_Exercise description_
Copy out the stretch of items from the line containing "x-axis-label: Days Since" through the line containing "y-tick-label: 3.5 [44,129,63,143]", replacing "plot-area" with "chart-area" and changing nothing else. Give only those lines.

─── Material provided ───

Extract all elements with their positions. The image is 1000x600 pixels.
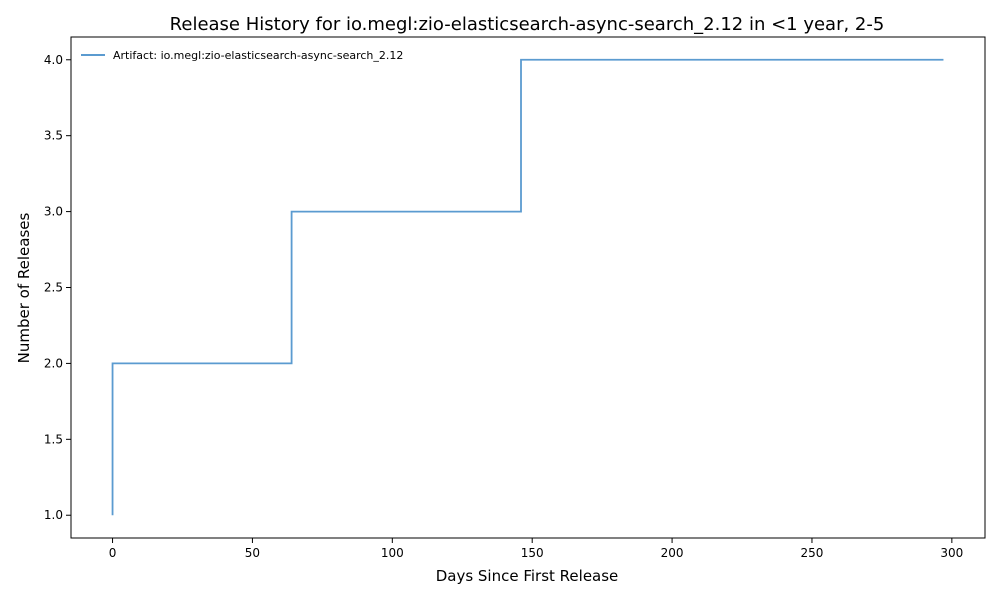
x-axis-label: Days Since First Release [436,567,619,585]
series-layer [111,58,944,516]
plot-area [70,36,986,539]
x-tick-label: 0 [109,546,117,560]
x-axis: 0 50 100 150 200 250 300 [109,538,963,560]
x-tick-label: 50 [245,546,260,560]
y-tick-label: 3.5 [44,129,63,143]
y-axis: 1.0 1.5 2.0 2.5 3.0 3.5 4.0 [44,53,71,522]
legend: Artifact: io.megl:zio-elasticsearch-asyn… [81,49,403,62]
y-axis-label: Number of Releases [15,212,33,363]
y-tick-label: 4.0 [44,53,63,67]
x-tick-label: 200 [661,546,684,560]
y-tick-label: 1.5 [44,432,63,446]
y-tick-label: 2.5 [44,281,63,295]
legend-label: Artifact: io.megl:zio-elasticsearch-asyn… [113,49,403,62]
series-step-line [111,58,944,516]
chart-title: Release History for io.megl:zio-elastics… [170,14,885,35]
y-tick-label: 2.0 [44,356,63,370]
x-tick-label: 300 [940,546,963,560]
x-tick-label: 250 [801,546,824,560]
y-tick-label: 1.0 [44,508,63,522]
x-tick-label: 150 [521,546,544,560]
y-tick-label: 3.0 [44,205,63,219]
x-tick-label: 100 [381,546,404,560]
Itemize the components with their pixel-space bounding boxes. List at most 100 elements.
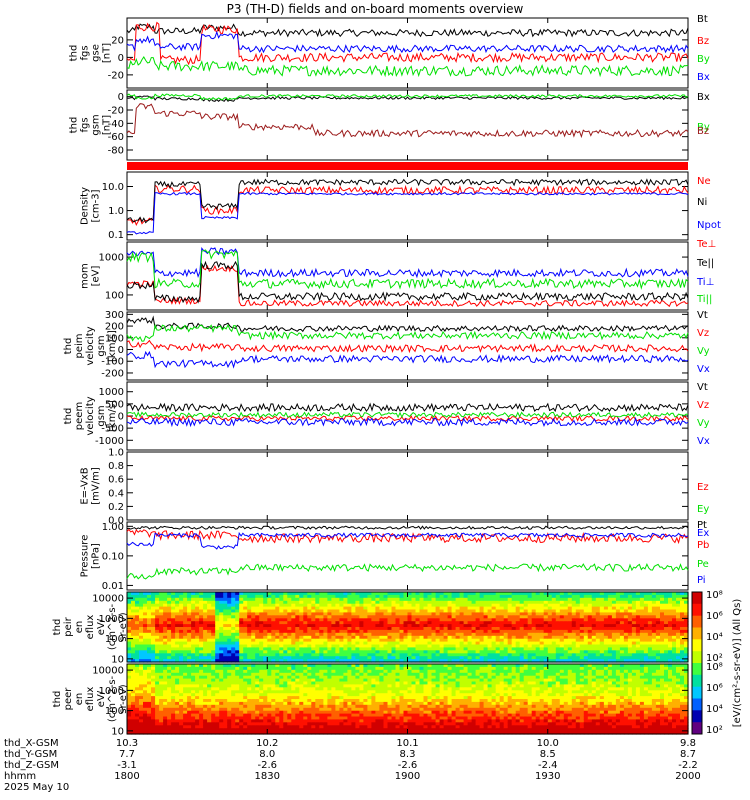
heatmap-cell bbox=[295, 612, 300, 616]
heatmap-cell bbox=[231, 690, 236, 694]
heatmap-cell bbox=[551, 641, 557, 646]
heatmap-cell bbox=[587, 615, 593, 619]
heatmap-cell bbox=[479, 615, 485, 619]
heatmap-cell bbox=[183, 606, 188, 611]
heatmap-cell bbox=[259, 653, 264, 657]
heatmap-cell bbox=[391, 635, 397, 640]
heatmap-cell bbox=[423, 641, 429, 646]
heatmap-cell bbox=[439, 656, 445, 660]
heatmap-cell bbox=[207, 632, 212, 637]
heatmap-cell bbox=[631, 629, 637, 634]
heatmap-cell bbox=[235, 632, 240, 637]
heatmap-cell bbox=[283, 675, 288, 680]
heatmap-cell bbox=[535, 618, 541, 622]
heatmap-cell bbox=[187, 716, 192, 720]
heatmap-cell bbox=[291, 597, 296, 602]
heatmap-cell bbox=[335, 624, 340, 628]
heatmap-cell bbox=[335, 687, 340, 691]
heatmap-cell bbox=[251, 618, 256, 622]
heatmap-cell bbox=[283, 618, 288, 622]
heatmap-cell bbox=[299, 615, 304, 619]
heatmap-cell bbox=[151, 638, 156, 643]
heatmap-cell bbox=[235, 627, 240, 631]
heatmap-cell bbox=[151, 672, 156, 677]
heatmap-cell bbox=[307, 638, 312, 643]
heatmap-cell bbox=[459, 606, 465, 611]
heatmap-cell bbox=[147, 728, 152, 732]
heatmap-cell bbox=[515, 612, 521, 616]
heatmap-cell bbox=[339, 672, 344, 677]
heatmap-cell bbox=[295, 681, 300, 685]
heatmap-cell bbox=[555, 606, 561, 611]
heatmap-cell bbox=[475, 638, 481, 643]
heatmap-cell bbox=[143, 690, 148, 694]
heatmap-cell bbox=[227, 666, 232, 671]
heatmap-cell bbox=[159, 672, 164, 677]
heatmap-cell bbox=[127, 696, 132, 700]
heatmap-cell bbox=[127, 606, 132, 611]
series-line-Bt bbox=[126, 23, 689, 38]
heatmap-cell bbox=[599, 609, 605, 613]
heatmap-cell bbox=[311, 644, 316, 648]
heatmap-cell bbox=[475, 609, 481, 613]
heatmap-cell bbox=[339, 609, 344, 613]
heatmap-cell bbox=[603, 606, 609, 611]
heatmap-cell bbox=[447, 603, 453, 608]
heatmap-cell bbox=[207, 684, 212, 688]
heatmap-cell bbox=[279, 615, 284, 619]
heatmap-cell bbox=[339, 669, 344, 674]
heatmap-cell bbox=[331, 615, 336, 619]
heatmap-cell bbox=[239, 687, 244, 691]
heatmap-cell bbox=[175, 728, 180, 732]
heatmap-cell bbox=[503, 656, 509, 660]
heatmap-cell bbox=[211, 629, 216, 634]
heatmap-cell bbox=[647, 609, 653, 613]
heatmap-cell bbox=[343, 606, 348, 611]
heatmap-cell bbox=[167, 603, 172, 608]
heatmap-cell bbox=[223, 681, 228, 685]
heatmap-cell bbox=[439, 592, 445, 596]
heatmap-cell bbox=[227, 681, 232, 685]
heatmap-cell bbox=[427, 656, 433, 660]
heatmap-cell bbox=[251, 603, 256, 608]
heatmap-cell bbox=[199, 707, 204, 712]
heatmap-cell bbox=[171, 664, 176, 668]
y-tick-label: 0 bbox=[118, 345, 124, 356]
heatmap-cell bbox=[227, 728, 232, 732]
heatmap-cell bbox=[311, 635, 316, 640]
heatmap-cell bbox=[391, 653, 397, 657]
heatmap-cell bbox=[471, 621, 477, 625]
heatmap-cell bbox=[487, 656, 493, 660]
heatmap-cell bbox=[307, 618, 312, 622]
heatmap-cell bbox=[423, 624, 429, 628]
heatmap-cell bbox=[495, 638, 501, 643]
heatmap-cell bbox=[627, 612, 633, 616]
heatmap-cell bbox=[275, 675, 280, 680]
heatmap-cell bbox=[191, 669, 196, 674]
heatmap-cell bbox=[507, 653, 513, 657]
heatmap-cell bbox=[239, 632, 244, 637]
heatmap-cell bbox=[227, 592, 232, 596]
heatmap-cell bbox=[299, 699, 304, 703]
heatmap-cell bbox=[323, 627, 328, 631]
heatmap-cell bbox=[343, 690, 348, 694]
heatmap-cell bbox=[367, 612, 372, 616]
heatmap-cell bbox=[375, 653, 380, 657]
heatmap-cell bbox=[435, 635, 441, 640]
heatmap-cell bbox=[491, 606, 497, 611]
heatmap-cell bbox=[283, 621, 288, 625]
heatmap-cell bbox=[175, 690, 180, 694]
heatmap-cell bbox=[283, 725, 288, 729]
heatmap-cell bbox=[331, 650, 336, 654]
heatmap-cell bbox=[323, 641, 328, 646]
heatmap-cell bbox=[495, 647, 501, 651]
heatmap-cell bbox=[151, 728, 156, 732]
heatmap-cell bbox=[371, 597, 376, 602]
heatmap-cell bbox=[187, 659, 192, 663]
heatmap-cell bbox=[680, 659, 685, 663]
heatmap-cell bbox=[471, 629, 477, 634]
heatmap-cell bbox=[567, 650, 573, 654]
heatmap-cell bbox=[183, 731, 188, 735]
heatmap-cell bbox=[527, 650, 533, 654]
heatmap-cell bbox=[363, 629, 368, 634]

───
─── Material provided ───

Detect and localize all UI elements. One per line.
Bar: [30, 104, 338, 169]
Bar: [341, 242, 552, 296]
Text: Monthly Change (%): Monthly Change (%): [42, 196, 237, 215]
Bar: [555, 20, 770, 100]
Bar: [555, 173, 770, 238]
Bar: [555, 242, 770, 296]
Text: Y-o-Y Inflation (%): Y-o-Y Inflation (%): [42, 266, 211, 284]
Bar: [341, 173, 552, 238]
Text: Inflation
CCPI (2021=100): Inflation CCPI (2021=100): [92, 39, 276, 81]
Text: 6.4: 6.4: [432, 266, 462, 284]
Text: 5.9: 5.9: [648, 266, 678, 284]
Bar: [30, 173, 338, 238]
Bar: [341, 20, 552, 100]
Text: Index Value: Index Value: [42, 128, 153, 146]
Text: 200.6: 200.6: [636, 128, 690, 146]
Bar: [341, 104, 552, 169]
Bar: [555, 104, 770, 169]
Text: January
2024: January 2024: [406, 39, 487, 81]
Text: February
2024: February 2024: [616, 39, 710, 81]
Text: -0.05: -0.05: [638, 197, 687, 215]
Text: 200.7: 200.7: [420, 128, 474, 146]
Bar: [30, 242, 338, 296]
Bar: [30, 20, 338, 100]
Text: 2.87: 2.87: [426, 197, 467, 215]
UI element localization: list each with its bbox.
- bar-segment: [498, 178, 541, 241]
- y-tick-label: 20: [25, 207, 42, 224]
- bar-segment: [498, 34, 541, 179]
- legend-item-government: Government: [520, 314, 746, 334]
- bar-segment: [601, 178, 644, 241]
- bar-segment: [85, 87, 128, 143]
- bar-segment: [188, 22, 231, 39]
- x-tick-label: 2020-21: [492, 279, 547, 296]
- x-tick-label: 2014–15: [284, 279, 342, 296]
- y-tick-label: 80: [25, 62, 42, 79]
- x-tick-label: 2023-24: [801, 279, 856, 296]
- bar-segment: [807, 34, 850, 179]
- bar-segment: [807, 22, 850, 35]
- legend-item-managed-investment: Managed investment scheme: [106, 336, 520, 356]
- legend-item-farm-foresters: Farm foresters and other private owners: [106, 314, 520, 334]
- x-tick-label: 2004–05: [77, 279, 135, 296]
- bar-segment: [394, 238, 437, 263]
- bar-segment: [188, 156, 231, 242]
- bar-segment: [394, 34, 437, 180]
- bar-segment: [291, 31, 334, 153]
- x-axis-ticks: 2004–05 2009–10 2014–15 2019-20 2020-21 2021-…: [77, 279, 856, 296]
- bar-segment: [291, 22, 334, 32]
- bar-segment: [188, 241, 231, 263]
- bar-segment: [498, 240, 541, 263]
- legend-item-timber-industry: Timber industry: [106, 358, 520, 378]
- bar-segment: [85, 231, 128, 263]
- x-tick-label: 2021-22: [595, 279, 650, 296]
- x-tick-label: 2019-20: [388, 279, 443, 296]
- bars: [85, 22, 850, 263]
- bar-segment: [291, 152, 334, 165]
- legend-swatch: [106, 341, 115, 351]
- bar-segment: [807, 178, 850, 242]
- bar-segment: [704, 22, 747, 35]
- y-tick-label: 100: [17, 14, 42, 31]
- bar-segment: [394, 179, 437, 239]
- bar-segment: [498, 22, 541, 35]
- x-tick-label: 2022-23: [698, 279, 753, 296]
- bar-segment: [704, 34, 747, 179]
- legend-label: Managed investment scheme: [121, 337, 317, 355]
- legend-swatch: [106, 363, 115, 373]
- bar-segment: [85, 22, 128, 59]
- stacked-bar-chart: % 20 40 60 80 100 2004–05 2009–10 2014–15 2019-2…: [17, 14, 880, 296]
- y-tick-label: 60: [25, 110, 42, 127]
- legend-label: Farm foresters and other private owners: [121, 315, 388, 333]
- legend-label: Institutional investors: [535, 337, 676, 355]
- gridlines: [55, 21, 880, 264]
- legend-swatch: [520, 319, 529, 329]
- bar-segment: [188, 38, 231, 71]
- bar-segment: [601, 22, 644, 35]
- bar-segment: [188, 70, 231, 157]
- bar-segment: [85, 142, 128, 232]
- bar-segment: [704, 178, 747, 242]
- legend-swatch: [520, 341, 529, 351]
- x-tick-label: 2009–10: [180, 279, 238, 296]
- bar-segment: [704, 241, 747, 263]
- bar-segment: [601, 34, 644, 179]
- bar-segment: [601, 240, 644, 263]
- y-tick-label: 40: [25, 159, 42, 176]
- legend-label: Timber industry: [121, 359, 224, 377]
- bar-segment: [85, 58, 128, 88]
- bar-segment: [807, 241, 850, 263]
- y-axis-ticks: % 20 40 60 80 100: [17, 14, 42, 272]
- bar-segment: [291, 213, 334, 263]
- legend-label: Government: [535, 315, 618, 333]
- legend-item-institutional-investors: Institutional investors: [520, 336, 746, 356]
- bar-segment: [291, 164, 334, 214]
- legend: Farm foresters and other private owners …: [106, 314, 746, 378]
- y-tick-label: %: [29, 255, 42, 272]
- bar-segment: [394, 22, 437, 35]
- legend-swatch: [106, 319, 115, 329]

───

_Output below_
x-axis-label: Days Since First Release [436,567,619,585]
series-layer [111,58,944,516]
chart-area [70,36,986,539]
x-tick-label: 0 [109,546,117,560]
x-axis: 0 50 100 150 200 250 300 [109,538,963,560]
x-tick-label: 50 [245,546,260,560]
y-tick-label: 3.5 [44,129,63,143]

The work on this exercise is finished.